• _Data for processing_
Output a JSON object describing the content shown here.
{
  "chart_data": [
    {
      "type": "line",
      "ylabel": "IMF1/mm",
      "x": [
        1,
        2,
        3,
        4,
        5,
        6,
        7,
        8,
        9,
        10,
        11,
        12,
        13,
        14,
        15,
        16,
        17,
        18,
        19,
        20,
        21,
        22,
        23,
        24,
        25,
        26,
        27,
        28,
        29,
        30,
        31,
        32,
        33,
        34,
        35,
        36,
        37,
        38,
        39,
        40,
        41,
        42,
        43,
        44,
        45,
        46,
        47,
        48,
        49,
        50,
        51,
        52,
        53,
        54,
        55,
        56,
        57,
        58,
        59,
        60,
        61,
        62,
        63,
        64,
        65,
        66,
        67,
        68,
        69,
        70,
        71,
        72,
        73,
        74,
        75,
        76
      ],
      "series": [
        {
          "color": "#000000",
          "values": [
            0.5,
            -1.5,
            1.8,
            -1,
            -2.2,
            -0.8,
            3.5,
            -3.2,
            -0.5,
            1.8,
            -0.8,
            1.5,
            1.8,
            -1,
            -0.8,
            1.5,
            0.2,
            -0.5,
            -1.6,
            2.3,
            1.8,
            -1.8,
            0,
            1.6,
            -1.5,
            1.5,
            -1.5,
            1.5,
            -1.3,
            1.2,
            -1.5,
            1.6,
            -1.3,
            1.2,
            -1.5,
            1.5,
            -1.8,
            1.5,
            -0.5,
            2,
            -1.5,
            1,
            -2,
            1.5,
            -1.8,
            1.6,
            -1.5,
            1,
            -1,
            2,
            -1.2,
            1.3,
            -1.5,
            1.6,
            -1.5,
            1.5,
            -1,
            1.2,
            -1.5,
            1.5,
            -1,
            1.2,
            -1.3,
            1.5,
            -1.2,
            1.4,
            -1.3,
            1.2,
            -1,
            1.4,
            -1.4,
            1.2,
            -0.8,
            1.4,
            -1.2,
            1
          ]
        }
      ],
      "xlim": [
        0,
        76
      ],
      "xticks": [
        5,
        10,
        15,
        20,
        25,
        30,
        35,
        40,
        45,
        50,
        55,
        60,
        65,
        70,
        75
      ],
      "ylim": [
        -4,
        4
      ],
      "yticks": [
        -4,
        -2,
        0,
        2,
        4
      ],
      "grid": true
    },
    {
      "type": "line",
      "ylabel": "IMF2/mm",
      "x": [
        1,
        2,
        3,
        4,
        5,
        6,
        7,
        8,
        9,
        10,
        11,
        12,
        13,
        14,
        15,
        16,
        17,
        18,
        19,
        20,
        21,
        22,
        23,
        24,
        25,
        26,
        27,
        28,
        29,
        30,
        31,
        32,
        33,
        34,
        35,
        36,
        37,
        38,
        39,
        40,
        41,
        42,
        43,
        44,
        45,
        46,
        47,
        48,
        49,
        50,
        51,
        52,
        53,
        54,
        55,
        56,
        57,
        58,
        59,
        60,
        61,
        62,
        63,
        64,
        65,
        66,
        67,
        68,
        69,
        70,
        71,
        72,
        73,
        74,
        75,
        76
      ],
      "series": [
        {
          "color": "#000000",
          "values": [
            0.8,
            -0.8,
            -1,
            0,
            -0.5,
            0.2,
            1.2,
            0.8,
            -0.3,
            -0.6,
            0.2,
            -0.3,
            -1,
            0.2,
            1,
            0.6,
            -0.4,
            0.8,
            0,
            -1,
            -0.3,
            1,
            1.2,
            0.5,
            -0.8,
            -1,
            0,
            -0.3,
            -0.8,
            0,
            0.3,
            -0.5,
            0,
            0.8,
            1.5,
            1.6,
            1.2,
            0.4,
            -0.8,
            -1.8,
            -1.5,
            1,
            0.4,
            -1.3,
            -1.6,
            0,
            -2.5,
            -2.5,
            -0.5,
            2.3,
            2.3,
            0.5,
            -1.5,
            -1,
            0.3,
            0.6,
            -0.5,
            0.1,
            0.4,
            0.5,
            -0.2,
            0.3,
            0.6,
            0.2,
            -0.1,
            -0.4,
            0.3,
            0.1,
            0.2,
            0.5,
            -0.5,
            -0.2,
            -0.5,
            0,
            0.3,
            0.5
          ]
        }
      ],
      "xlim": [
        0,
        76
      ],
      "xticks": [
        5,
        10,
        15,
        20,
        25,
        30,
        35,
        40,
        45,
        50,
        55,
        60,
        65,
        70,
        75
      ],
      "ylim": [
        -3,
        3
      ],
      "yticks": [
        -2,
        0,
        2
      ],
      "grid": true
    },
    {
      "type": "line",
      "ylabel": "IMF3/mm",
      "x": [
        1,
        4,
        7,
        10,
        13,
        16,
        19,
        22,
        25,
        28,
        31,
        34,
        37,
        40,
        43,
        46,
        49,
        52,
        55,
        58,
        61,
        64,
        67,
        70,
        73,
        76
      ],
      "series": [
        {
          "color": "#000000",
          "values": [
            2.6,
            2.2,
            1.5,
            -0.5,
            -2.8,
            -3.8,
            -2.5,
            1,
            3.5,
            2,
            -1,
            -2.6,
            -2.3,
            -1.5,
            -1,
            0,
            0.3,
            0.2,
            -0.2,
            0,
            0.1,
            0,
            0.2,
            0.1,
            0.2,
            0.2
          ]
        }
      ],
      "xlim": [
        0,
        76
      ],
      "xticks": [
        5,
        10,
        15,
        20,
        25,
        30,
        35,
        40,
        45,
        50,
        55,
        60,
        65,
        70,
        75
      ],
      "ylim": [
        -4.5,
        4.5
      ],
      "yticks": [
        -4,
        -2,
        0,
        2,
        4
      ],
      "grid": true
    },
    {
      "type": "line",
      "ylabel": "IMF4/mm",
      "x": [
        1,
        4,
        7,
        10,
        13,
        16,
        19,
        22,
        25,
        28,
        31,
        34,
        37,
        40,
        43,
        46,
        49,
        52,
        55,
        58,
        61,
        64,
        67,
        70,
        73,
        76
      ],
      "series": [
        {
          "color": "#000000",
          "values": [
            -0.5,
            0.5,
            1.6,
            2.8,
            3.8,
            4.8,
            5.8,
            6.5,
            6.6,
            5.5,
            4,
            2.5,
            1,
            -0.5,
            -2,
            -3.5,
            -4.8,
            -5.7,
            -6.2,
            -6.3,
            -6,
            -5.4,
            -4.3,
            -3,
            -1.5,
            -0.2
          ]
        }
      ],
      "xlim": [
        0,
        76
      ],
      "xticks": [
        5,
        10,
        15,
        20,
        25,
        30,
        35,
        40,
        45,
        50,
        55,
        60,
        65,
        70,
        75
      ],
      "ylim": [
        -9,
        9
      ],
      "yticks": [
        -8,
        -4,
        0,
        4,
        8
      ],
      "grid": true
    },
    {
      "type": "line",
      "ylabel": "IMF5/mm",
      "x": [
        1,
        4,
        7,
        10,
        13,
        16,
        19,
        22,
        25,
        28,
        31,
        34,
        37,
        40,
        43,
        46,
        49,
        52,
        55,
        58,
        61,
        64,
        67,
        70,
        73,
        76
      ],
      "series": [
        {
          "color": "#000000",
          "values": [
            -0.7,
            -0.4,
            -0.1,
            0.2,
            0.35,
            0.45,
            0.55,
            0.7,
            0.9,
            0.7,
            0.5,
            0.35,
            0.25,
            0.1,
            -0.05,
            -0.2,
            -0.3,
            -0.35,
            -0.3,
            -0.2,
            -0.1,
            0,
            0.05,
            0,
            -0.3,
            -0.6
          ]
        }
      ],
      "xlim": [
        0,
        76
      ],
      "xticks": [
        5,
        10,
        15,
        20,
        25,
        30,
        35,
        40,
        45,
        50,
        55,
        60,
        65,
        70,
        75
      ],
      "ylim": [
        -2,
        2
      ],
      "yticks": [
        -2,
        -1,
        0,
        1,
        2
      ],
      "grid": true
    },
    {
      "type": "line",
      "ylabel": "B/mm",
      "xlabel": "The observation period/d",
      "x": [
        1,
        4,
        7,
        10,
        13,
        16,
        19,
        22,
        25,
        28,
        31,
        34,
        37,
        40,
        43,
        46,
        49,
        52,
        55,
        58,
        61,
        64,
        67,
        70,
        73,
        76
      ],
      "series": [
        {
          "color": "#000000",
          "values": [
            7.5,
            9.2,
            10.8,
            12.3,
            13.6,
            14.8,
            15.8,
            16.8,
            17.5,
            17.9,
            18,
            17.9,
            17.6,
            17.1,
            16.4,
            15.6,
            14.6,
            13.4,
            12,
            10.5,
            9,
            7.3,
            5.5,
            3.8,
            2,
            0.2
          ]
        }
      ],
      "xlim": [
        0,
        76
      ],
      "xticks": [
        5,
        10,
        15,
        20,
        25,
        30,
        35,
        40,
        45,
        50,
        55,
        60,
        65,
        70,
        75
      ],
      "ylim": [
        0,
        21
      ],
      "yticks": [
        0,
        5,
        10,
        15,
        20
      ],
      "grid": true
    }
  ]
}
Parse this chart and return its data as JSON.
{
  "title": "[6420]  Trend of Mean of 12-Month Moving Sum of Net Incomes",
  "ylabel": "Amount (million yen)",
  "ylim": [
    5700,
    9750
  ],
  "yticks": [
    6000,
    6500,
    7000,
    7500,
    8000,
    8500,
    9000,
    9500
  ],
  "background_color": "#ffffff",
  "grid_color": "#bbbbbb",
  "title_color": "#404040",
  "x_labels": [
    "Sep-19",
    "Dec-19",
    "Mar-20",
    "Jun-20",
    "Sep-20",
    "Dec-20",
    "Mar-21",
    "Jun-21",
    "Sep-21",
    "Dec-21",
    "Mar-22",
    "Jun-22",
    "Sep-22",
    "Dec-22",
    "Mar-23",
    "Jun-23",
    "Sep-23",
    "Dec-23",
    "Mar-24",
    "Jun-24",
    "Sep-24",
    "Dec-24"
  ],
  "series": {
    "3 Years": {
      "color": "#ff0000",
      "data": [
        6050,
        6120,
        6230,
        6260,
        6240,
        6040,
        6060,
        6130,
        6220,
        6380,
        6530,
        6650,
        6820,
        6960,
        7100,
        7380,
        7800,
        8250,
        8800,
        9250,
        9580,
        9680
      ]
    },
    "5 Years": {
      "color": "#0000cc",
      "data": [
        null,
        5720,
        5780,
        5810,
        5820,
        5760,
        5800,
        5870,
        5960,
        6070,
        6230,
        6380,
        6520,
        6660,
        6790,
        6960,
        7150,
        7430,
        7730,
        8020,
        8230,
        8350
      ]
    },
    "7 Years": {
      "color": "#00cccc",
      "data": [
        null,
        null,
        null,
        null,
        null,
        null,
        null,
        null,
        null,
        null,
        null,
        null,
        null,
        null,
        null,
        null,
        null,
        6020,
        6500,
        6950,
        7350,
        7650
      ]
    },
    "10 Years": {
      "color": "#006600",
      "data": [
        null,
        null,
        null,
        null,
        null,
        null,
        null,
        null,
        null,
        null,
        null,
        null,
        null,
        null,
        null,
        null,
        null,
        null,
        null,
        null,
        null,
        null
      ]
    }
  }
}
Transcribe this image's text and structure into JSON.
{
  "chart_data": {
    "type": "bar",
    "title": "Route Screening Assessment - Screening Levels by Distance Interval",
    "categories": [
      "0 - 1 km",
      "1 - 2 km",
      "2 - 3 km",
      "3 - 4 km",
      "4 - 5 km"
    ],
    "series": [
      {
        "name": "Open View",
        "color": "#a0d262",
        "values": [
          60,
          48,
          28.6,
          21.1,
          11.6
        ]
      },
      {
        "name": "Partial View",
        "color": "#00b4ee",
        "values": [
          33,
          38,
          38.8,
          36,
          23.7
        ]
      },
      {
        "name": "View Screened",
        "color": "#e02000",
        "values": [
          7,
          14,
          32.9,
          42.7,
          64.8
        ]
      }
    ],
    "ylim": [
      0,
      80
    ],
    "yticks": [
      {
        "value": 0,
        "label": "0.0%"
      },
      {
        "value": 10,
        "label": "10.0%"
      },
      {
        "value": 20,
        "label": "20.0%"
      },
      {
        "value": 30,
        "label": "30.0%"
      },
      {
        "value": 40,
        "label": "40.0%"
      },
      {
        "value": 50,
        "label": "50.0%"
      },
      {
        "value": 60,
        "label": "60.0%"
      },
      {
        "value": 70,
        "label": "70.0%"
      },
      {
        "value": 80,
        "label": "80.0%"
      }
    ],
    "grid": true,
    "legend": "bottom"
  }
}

• _Set problem_
Pull out all lines of the data with the string "this".

• _Full solution_
Parse this chart and return its data as JSON.
Transcribe this image's text and structure into JSON.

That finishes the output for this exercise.